------ Data to process
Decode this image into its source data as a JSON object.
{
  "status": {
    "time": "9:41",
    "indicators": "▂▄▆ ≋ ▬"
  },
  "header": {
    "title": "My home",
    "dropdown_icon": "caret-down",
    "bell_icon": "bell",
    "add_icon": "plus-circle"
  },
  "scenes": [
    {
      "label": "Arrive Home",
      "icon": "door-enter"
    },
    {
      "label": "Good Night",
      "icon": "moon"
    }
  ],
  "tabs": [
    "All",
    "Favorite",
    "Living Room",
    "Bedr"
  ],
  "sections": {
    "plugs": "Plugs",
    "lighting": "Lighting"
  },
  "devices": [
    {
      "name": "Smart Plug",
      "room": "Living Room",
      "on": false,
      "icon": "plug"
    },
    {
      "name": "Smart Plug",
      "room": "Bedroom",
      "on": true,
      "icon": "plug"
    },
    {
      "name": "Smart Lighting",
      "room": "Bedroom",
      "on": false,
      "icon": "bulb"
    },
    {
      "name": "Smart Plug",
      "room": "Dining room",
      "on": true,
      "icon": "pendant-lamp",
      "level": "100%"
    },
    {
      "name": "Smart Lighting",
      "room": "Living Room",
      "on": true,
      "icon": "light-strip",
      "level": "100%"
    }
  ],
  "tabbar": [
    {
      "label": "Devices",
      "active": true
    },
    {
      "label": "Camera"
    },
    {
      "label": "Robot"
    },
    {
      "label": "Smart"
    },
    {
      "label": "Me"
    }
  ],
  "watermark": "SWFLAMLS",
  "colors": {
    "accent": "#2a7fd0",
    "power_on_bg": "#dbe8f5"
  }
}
------------
------ Data to process
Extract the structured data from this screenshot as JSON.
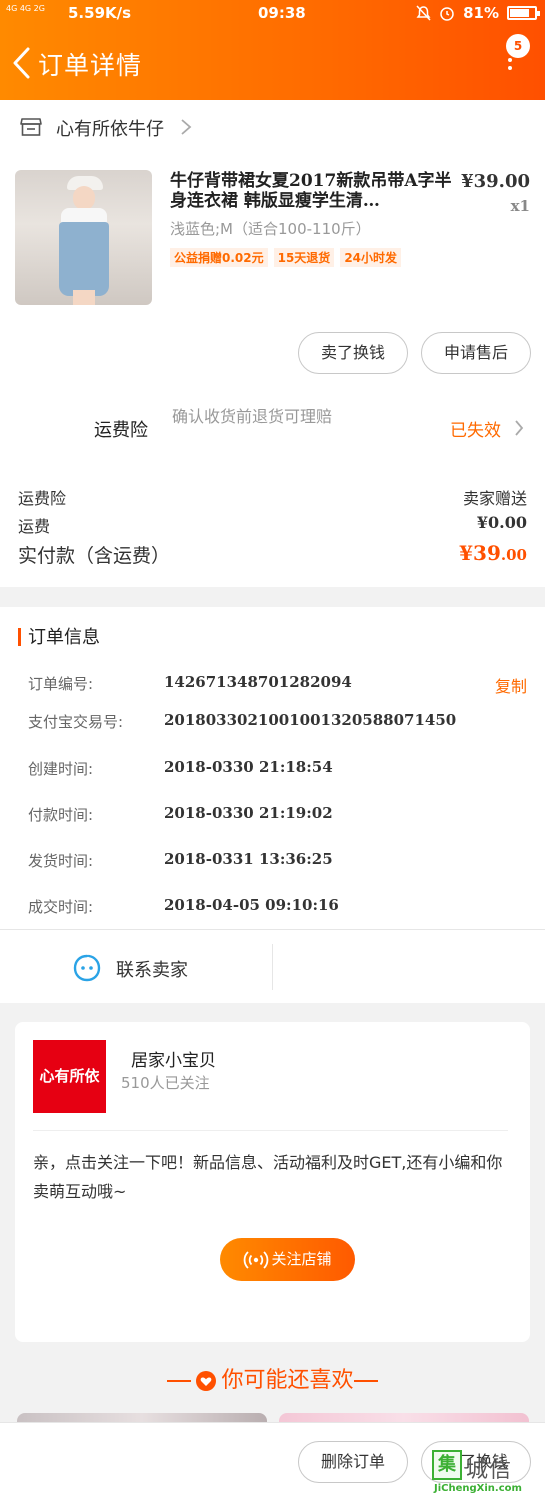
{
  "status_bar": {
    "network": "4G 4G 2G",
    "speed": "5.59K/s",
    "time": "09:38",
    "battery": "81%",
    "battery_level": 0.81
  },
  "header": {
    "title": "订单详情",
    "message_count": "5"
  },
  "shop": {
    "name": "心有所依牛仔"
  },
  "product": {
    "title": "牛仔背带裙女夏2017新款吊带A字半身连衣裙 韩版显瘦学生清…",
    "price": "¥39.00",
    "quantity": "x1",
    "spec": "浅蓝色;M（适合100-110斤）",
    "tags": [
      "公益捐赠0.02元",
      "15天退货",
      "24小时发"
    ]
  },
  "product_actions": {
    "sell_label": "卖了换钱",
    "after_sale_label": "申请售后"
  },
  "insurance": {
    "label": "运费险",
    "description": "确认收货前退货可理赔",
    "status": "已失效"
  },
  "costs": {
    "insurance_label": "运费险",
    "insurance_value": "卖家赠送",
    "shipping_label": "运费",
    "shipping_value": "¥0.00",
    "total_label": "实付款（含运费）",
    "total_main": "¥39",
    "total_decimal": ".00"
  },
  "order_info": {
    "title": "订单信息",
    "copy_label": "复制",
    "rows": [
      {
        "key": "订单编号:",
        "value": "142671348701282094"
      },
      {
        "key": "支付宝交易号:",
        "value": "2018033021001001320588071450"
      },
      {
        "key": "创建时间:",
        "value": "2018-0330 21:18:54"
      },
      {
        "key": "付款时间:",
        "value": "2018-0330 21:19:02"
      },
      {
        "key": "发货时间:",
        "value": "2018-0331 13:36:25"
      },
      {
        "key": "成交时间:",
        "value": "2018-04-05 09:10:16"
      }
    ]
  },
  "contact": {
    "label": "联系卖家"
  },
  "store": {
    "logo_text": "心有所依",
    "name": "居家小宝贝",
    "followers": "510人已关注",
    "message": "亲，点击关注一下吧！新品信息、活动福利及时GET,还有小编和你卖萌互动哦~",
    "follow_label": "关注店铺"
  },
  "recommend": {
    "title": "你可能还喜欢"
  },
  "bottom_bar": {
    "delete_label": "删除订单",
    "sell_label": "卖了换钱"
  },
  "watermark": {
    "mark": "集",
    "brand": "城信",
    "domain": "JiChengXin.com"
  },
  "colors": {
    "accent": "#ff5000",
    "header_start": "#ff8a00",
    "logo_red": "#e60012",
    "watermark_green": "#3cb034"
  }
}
------------
------ Data to process
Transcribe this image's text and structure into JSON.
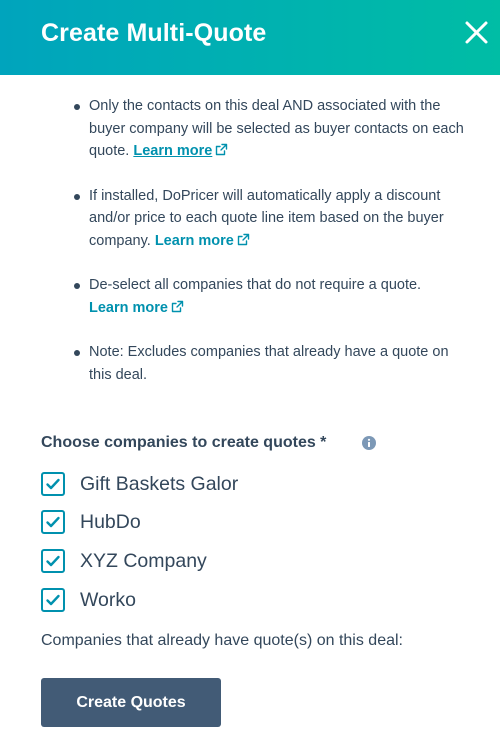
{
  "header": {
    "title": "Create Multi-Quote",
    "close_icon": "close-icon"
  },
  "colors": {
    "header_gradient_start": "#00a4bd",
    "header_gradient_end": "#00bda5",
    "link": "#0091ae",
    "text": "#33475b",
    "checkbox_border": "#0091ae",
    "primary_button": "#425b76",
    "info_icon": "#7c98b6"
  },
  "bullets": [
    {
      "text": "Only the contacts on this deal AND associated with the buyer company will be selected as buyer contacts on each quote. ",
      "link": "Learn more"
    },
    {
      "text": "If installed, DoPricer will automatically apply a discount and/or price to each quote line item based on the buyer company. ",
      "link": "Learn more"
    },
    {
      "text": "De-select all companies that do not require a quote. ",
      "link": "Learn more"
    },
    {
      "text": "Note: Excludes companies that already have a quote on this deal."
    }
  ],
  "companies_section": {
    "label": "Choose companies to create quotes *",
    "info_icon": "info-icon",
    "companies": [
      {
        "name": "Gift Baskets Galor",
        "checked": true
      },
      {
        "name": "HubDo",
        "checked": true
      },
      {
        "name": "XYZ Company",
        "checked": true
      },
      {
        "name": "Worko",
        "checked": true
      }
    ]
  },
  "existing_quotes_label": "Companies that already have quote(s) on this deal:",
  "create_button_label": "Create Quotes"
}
------------
▶ _Aim_: Across the records, how many lines contain "into"? Only the number should be given.

▶ _Answer to this problem_: 2